What to produce:
Extract every line that contains the string "lakes".

[Collection entries]
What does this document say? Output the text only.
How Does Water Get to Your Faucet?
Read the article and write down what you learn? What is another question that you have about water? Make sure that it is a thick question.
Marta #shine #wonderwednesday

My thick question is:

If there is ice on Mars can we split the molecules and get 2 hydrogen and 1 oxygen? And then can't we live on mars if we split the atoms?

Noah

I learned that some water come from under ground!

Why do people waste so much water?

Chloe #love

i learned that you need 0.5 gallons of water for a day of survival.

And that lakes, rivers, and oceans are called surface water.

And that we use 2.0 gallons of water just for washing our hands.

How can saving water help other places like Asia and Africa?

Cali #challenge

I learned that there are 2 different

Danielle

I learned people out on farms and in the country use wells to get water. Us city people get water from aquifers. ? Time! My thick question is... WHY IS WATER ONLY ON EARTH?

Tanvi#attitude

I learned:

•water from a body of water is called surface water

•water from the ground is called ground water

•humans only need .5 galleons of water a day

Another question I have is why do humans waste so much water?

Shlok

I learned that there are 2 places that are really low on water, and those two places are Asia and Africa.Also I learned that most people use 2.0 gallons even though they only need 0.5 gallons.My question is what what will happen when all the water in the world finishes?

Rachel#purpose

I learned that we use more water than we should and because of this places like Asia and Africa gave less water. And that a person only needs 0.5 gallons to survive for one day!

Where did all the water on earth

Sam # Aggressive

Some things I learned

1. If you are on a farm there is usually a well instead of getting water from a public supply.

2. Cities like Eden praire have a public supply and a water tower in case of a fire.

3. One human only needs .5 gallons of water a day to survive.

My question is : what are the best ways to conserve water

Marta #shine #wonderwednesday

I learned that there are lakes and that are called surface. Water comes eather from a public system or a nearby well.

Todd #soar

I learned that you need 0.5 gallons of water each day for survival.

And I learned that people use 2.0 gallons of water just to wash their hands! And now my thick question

The output:
And that lakes, rivers, and oceans are called surface water.
I learned that there are lakes and that are called surface. Water comes eather from a public system or a nearby well.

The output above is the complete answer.